[start Supplied material]

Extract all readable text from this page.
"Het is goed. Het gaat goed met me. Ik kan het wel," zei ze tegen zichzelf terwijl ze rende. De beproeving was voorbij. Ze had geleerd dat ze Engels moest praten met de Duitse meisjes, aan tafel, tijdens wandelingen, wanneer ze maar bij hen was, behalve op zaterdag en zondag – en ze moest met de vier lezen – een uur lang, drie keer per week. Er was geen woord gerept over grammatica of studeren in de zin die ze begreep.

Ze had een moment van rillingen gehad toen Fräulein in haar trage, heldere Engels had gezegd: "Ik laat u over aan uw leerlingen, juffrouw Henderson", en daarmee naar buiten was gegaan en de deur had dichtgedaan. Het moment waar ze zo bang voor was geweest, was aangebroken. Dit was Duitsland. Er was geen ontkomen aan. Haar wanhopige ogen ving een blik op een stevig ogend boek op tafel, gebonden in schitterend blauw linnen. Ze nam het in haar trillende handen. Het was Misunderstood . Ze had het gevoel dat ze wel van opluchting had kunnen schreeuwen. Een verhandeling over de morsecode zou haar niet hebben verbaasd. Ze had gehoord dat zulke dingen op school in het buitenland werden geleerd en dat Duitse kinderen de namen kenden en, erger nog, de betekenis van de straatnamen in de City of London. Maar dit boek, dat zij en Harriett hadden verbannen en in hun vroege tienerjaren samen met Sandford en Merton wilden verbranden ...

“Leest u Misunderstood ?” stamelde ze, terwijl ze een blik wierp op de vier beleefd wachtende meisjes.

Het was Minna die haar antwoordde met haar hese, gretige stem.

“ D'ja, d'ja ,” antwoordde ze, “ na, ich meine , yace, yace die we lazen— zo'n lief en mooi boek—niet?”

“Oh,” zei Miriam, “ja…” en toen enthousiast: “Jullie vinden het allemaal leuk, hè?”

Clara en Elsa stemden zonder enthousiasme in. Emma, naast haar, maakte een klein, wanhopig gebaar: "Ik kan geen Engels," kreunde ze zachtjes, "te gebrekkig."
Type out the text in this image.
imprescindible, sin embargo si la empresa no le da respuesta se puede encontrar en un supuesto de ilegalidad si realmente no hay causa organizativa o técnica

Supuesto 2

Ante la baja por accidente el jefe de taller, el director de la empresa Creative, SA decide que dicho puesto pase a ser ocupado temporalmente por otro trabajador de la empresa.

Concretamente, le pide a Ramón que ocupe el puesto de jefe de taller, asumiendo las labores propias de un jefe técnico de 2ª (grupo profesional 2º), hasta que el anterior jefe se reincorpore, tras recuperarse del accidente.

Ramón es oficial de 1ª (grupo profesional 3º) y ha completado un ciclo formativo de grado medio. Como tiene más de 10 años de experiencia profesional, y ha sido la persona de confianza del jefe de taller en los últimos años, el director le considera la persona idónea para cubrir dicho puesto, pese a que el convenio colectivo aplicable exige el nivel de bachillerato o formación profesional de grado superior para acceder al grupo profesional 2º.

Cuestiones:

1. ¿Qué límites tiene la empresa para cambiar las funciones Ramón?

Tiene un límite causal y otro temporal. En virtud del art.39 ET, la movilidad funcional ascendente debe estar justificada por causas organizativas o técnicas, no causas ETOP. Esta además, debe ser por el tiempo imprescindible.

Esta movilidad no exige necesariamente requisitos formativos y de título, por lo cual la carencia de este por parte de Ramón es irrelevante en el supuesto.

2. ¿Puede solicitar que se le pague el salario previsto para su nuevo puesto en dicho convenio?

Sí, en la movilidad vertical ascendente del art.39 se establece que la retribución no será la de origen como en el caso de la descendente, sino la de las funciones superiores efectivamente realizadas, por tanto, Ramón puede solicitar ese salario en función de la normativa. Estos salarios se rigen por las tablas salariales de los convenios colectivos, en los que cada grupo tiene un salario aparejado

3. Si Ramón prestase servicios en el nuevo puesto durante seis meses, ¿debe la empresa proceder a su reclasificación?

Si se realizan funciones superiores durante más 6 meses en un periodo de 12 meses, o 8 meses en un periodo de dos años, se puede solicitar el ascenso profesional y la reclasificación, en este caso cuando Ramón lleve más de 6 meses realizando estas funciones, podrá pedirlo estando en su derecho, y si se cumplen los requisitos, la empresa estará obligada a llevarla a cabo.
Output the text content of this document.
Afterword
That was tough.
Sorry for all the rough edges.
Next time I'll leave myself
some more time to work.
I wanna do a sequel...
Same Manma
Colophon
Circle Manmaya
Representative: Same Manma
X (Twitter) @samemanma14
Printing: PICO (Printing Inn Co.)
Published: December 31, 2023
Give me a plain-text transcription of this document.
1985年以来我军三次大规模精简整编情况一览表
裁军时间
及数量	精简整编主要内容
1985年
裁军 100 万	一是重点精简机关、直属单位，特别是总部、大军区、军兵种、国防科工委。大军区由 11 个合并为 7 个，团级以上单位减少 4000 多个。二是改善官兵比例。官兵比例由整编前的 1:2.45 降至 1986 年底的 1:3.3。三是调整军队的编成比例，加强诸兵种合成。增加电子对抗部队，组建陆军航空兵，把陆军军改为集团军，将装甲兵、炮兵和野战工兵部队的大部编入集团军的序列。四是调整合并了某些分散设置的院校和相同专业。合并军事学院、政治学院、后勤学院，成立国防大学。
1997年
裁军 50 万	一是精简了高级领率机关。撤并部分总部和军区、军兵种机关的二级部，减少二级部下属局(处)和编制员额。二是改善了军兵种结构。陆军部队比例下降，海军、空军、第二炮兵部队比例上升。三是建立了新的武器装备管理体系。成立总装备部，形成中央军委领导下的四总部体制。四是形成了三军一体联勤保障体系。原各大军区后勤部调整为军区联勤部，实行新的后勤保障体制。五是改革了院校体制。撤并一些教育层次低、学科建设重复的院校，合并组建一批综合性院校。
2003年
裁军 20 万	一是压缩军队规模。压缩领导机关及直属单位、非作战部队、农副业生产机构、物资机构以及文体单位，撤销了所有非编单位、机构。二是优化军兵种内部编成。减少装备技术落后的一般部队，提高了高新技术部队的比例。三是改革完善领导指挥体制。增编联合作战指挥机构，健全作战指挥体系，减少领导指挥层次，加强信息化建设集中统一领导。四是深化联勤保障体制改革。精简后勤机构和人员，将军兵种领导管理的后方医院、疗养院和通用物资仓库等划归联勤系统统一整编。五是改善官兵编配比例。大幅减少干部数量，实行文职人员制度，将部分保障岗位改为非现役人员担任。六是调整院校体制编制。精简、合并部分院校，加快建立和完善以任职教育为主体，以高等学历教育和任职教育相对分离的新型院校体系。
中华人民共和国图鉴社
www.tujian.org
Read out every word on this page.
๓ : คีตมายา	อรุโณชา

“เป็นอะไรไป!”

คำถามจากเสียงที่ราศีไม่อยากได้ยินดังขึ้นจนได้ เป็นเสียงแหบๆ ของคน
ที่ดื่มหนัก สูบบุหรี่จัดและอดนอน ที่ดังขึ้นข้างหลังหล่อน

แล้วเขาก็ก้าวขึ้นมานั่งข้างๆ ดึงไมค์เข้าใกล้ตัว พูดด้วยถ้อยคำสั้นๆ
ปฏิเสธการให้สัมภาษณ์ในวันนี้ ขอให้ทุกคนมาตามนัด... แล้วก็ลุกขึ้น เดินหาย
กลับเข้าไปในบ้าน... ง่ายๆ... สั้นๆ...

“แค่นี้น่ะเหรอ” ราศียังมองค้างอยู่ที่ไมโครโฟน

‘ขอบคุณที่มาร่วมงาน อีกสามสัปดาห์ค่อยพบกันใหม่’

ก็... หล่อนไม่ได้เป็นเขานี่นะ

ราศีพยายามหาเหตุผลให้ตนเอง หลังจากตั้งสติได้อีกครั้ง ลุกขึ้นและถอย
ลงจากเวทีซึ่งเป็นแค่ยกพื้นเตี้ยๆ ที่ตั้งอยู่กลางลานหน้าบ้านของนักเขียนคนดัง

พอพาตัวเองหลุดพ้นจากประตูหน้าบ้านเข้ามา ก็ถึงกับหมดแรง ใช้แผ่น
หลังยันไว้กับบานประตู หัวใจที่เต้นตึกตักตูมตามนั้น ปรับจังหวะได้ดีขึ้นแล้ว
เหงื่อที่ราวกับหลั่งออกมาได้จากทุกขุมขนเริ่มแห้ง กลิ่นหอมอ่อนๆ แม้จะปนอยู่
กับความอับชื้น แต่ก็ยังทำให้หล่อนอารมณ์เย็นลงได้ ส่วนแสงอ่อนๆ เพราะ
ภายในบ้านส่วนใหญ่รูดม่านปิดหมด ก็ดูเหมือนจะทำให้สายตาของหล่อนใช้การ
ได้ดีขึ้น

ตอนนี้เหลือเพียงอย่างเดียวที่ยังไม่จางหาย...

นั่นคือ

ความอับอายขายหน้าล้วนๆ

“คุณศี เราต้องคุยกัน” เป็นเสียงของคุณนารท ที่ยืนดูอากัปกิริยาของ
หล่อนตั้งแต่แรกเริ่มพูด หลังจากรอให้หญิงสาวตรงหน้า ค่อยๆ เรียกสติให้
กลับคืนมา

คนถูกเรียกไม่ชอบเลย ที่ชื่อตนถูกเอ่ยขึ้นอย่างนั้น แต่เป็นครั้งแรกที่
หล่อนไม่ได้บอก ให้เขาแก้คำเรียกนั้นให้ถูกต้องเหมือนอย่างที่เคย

[end Supplied material]

§ Task objective: Leave out every line without the string "dicho" and copy the rest.

§ Finished answer:
Ante la baja por accidente el jefe de taller, el director de la empresa Creative, SA decide que dicho puesto pase a ser ocupado temporalmente por otro trabajador de la empresa.
Ramón es oficial de 1ª (grupo profesional 3º) y ha completado un ciclo formativo de grado medio. Como tiene más de 10 años de experiencia profesional, y ha sido la persona de confianza del jefe de taller en los últimos años, el director le considera la persona idónea para cubrir dicho puesto, pese a que el convenio colectivo aplicable exige el nivel de bachillerato o formación profesional de grado superior para acceder al grupo profesional 2º.
2. ¿Puede solicitar que se le pague el salario previsto para su nuevo puesto en dicho convenio?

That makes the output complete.